> [Relevés des zones de mise en page]
☆ ☆ ☆ ☆ ☆
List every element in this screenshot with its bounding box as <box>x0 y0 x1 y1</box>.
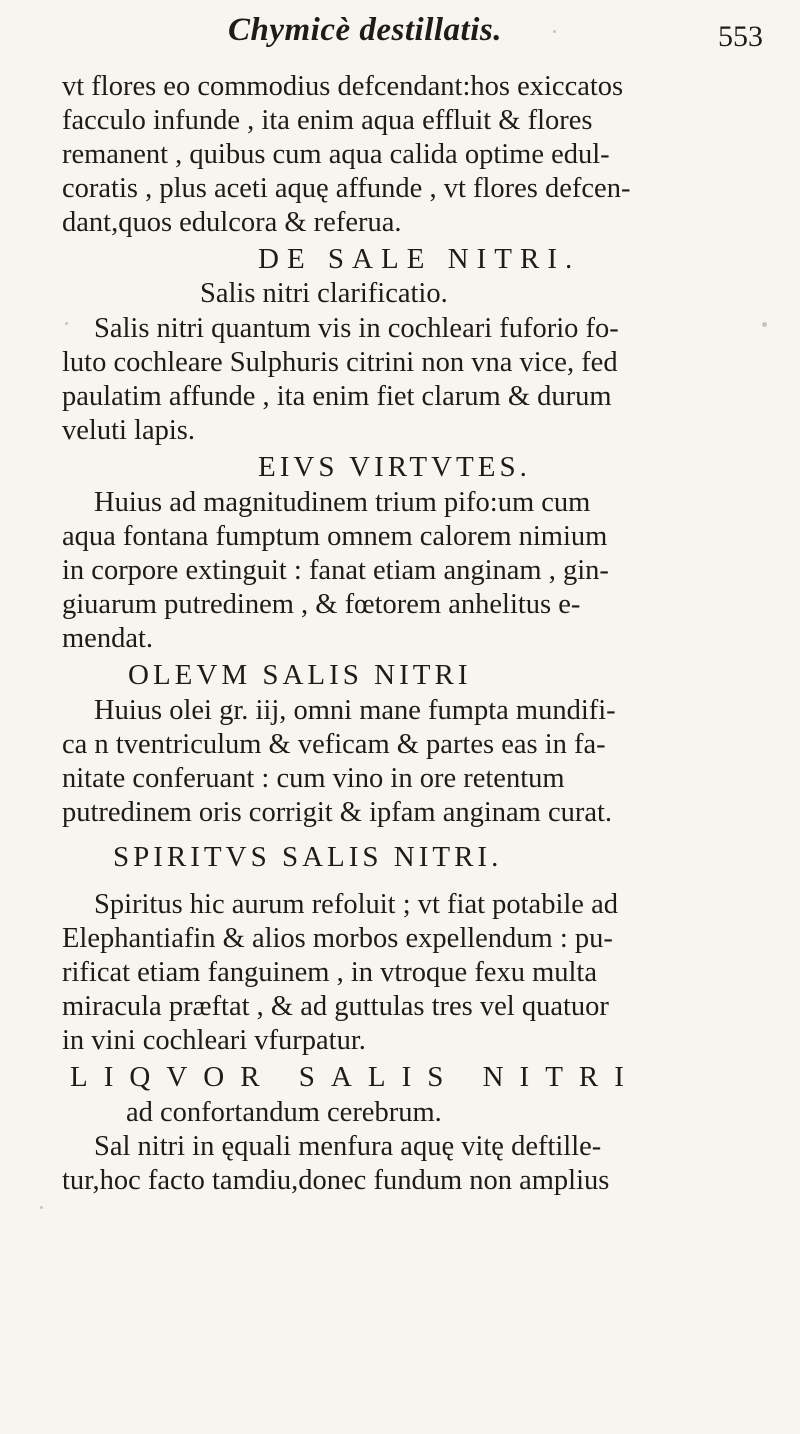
text-line: putredinem oris corrigit & ipfam anginam curat. <box>62 797 613 828</box>
section-heading: DE SALE NITRI. <box>258 243 581 275</box>
paper-speck <box>65 322 68 325</box>
text-line: Spiritus hic aurum refoluit ; vt fiat potabile ad <box>94 889 618 920</box>
text-line: facculo infunde , ita enim aqua effluit & flores <box>62 105 593 136</box>
paper-speck <box>40 1206 43 1209</box>
text-line: Huius olei gr. iij, omni mane fumpta mundifi- <box>94 695 616 726</box>
text-line: Huius ad magnitudinem trium pifo:um cum <box>94 487 591 518</box>
text-line: aqua fontana fumptum omnem calorem nimium <box>62 521 608 552</box>
text-line: tur,hoc facto tamdiu,donec fundum non amplius <box>62 1165 610 1196</box>
running-title: Chymicè destillatis. <box>228 12 502 48</box>
text-line: mendat. <box>62 623 154 654</box>
text-line: rificat etiam fanguinem , in vtroque fexu multa <box>62 957 597 988</box>
text-line: ca n tventriculum & veficam & partes eas in fa- <box>62 729 606 760</box>
text-line: giuarum putredinem , & fœtorem anhelitus e- <box>62 589 581 620</box>
section-heading: EIVS VIRTVTES. <box>258 451 531 483</box>
section-subheading: Salis nitri clarificatio. <box>200 278 448 309</box>
text-line: nitate conferuant : cum vino in ore retentum <box>62 763 565 794</box>
text-line: vt flores eo commodius defcendant:hos exiccatos <box>62 71 624 102</box>
text-line: paulatim affunde , ita enim fiet clarum & durum <box>62 381 612 412</box>
text-line: Salis nitri quantum vis in cochleari fuforio fo- <box>94 313 619 344</box>
text-line: miracula præftat , & ad guttulas tres vel quatuor <box>62 991 609 1022</box>
text-line: remanent , quibus cum aqua calida optime edul- <box>62 139 610 170</box>
text-line: luto cochleare Sulphuris citrini non vna vice, fed <box>62 347 618 378</box>
text-line: coratis , plus aceti aquę affunde , vt flores defcen- <box>62 173 631 204</box>
section-heading: SPIRITVS SALIS NITRI. <box>113 841 503 873</box>
text-line: Elephantiafin & alios morbos expellendum : pu- <box>62 923 613 954</box>
text-line: in vini cochleari vfurpatur. <box>62 1025 366 1056</box>
text-line: in corpore extinguit : fanat etiam anginam , gin- <box>62 555 609 586</box>
text-line: veluti lapis. <box>62 415 195 446</box>
section-heading: LIQVOR SALIS NITRI <box>70 1061 640 1093</box>
text-line: Sal nitri in ęquali menfura aquę vitę deftille- <box>94 1131 602 1162</box>
section-heading: OLEVM SALIS NITRI <box>128 659 472 691</box>
section-subheading: ad confortandum cerebrum. <box>126 1097 442 1128</box>
running-head <box>0 10 800 62</box>
paper-speck <box>553 30 556 33</box>
page-number: 553 <box>718 20 763 53</box>
paper-speck <box>762 322 767 327</box>
text-line: dant,quos edulcora & referua. <box>62 207 402 238</box>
☆ ☆ ☆ ☆ ☆
> [Consigne]
Repérez dans les relevés chaque ligne qui contient le mot "Huius", puis recopiez ces lignes.

> [Résultat final]
text-line: Huius olei gr. iij, omni mane fumpta mundifi- <box>94 695 616 726</box>
text-line: Huius ad magnitudinem trium pifo:um cum <box>94 487 591 518</box>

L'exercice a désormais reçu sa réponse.